_Short task_.
Lines before the one containing "Output the text content of this document." are excluded; reproduce that line and all lines after it in the entries below, exactly.
** START OF Extracted records **
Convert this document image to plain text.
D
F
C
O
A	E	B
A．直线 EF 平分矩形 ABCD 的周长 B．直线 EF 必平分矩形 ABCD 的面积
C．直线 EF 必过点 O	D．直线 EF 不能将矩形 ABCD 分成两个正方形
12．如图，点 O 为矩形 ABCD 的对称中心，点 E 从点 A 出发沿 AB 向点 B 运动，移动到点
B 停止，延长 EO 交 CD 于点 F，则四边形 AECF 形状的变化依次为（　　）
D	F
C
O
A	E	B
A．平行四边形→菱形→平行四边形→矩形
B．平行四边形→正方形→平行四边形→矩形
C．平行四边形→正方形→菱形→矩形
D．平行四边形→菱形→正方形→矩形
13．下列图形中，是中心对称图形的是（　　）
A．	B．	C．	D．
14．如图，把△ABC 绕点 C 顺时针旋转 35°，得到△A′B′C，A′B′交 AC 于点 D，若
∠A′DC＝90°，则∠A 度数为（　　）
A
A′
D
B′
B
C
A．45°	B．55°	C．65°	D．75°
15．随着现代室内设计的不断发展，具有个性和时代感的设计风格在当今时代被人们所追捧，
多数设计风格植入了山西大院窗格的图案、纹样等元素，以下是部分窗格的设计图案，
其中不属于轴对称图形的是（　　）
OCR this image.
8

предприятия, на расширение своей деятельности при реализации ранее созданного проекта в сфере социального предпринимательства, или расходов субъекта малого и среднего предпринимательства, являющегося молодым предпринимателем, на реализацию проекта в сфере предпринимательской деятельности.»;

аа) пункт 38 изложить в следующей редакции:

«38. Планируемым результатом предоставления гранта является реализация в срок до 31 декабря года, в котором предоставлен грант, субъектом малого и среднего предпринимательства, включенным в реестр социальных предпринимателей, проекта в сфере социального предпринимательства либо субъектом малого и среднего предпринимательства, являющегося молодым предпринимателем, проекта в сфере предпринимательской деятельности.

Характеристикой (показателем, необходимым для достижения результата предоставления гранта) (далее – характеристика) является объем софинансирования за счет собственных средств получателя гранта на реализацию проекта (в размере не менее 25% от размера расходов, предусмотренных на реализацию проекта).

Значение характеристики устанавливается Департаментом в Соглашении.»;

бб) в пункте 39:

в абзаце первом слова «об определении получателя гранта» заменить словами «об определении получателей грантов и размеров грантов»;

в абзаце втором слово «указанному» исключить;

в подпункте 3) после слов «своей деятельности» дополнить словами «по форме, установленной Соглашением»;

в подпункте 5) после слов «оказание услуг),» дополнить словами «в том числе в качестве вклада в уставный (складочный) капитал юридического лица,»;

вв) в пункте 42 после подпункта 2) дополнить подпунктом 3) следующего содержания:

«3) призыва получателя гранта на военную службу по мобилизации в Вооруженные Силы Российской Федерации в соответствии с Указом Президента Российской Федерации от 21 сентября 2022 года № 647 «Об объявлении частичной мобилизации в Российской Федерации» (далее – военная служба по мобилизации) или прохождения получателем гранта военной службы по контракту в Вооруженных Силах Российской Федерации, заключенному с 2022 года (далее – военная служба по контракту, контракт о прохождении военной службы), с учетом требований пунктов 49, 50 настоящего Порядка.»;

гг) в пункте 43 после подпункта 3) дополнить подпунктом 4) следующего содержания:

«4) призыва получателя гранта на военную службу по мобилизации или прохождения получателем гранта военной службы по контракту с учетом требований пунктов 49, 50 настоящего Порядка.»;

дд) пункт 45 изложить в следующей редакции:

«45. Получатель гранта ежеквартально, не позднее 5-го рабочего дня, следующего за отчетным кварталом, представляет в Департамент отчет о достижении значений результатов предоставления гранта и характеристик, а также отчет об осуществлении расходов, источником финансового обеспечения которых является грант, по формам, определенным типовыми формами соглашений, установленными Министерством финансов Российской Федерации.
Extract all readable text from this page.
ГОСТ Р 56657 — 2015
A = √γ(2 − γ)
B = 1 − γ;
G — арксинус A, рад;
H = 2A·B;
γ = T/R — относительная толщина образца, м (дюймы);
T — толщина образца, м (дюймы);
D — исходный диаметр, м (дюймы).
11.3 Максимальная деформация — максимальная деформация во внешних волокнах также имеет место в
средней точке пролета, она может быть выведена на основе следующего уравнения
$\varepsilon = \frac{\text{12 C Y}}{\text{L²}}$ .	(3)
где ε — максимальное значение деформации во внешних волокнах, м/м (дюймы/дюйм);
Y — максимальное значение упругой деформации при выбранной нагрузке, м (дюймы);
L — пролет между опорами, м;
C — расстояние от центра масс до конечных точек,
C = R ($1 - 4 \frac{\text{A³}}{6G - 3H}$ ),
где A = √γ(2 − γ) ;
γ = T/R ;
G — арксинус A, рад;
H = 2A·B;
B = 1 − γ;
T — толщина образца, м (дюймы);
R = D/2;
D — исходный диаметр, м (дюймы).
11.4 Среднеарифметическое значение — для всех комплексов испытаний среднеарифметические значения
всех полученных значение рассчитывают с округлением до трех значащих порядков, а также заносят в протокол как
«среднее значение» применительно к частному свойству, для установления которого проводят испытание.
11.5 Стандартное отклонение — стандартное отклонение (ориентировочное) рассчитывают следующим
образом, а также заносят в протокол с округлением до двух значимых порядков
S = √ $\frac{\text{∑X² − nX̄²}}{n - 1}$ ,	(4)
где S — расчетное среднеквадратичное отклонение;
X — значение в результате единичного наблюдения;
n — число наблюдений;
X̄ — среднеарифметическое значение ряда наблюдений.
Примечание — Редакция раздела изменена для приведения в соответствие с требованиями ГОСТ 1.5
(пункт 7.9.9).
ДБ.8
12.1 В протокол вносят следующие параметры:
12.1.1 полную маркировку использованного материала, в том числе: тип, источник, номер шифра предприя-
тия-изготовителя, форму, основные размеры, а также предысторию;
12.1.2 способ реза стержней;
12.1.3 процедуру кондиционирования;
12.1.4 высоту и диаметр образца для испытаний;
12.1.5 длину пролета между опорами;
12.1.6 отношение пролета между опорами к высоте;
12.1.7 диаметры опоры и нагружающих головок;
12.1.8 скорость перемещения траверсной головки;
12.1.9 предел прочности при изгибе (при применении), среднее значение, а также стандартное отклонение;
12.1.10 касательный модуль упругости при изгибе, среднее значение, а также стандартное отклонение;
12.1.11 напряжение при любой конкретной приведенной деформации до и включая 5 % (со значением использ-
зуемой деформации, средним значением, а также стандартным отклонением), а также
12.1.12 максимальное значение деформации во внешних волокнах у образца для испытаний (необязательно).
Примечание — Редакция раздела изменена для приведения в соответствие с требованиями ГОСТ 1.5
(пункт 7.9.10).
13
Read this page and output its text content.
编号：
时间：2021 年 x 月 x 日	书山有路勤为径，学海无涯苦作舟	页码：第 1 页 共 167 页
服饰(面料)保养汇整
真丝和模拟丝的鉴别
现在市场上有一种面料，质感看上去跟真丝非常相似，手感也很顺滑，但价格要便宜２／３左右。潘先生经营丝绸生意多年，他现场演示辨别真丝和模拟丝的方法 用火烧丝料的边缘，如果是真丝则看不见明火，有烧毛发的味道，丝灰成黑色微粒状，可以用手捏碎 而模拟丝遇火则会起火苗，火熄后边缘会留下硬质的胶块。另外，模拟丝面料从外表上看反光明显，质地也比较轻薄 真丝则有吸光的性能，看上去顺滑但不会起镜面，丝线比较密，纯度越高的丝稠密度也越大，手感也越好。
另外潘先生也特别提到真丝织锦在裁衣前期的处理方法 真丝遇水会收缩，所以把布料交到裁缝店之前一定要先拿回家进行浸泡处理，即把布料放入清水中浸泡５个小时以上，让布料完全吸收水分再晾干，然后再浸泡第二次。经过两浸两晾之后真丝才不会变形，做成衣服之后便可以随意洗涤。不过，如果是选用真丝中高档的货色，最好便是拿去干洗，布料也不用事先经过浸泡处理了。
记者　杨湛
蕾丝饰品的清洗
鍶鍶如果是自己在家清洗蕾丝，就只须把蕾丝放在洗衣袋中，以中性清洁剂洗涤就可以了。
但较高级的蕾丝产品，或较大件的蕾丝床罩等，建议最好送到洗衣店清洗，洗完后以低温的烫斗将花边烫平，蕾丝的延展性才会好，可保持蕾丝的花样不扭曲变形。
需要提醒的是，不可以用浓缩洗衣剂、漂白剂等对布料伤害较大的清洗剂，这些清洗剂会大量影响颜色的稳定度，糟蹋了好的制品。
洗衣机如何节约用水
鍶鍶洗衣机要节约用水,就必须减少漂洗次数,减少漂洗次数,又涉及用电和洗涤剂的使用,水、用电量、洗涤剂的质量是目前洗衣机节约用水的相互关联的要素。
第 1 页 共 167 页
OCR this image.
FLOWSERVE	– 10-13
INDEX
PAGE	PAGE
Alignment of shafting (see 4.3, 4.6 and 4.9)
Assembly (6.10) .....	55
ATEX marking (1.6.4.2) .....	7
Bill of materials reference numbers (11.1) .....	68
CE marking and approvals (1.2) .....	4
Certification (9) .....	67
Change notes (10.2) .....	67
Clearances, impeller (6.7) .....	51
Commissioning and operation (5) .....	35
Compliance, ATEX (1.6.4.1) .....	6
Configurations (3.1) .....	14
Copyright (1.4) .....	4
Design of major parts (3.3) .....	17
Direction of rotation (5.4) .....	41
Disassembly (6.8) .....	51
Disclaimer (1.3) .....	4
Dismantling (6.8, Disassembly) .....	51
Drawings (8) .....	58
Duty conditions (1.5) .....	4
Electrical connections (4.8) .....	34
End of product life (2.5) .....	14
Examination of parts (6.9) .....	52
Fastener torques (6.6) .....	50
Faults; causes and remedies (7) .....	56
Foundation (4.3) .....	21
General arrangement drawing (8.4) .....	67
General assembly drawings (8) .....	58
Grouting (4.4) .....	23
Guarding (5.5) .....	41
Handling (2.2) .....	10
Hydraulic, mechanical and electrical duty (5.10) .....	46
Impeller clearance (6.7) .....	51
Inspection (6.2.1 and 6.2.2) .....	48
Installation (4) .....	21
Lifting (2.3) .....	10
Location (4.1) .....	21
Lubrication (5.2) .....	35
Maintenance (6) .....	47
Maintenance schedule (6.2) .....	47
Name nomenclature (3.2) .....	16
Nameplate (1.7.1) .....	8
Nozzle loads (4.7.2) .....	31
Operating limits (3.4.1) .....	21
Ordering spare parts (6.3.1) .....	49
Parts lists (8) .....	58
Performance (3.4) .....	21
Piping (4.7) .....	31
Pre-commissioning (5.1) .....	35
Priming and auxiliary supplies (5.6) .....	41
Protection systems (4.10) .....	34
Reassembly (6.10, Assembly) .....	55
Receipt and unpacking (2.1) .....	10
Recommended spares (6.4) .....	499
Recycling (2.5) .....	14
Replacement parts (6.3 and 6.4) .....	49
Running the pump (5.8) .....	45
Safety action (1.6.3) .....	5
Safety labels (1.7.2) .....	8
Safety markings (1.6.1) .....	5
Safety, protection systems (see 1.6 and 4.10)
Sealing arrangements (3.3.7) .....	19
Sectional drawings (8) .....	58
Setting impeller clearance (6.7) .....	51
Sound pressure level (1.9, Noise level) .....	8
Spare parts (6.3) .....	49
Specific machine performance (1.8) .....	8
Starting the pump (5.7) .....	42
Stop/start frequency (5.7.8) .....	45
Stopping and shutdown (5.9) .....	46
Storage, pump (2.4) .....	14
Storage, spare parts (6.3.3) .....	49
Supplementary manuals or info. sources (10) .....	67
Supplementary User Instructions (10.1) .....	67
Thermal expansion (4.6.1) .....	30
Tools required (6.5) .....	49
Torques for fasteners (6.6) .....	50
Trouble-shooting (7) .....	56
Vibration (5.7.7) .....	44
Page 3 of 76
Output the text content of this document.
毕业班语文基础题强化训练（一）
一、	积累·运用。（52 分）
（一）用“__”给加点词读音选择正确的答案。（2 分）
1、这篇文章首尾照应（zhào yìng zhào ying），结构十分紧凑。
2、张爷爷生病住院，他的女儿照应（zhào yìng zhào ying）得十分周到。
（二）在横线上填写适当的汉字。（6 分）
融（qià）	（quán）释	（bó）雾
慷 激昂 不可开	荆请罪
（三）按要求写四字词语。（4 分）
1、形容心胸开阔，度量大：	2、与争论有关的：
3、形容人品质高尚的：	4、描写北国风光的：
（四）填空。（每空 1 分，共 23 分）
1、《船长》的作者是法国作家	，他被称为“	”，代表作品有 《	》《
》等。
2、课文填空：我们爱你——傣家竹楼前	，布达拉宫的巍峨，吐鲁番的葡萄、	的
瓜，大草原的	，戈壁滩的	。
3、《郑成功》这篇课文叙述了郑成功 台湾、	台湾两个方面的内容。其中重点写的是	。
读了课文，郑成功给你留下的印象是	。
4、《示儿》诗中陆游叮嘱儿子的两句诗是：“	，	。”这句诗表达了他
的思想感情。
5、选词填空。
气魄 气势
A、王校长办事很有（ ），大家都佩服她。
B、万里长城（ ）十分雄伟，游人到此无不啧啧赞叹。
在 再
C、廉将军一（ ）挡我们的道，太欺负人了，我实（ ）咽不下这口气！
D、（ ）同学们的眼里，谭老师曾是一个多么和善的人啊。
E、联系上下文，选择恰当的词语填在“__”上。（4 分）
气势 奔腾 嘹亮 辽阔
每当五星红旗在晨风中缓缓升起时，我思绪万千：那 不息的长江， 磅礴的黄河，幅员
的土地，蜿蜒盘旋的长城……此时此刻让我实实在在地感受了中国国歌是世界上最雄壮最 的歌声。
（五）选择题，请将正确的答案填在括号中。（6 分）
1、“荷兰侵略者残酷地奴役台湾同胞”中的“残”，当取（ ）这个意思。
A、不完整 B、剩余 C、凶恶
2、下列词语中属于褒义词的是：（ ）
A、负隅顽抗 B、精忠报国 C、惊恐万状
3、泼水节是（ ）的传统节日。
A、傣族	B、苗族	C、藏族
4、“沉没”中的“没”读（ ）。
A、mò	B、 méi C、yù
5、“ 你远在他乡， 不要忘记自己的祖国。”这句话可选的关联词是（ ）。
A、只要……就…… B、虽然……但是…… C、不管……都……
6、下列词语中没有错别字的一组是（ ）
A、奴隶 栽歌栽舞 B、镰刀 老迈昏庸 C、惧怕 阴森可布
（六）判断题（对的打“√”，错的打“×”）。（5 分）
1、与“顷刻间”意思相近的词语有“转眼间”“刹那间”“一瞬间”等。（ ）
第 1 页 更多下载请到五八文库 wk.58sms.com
** END OF Extracted records **
_Exercise output_.
Output the text content of this document.
毕业班语文基础题强化训练（一）
一、	积累·运用。（52 分）
（一）用“__”给加点词读音选择正确的答案。（2 分）
1、这篇文章首尾照应（zhào yìng zhào ying），结构十分紧凑。
2、张爷爷生病住院，他的女儿照应（zhào yìng zhào ying）得十分周到。
（二）在横线上填写适当的汉字。（6 分）
融（qià）	（quán）释	（bó）雾
慷 激昂 不可开	荆请罪
（三）按要求写四字词语。（4 分）
1、形容心胸开阔，度量大：	2、与争论有关的：
3、形容人品质高尚的：	4、描写北国风光的：
（四）填空。（每空 1 分，共 23 分）
1、《船长》的作者是法国作家	，他被称为“	”，代表作品有 《	》《
》等。
2、课文填空：我们爱你——傣家竹楼前	，布达拉宫的巍峨，吐鲁番的葡萄、	的
瓜，大草原的	，戈壁滩的	。
3、《郑成功》这篇课文叙述了郑成功 台湾、	台湾两个方面的内容。其中重点写的是	。
读了课文，郑成功给你留下的印象是	。
4、《示儿》诗中陆游叮嘱儿子的两句诗是：“	，	。”这句诗表达了他
的思想感情。
5、选词填空。
气魄 气势
A、王校长办事很有（ ），大家都佩服她。
B、万里长城（ ）十分雄伟，游人到此无不啧啧赞叹。
在 再
C、廉将军一（ ）挡我们的道，太欺负人了，我实（ ）咽不下这口气！
D、（ ）同学们的眼里，谭老师曾是一个多么和善的人啊。
E、联系上下文，选择恰当的词语填在“__”上。（4 分）
气势 奔腾 嘹亮 辽阔
每当五星红旗在晨风中缓缓升起时，我思绪万千：那 不息的长江， 磅礴的黄河，幅员
的土地，蜿蜒盘旋的长城……此时此刻让我实实在在地感受了中国国歌是世界上最雄壮最 的歌声。
（五）选择题，请将正确的答案填在括号中。（6 分）
1、“荷兰侵略者残酷地奴役台湾同胞”中的“残”，当取（ ）这个意思。
A、不完整 B、剩余 C、凶恶
2、下列词语中属于褒义词的是：（ ）
A、负隅顽抗 B、精忠报国 C、惊恐万状
3、泼水节是（ ）的传统节日。
A、傣族	B、苗族	C、藏族
4、“沉没”中的“没”读（ ）。
A、mò	B、 méi C、yù
5、“ 你远在他乡， 不要忘记自己的祖国。”这句话可选的关联词是（ ）。
A、只要……就…… B、虽然……但是…… C、不管……都……
6、下列词语中没有错别字的一组是（ ）
A、奴隶 栽歌栽舞 B、镰刀 老迈昏庸 C、惧怕 阴森可布
（六）判断题（对的打“√”，错的打“×”）。（5 分）
1、与“顷刻间”意思相近的词语有“转眼间”“刹那间”“一瞬间”等。（ ）
第 1 页 更多下载请到五八文库 wk.58sms.com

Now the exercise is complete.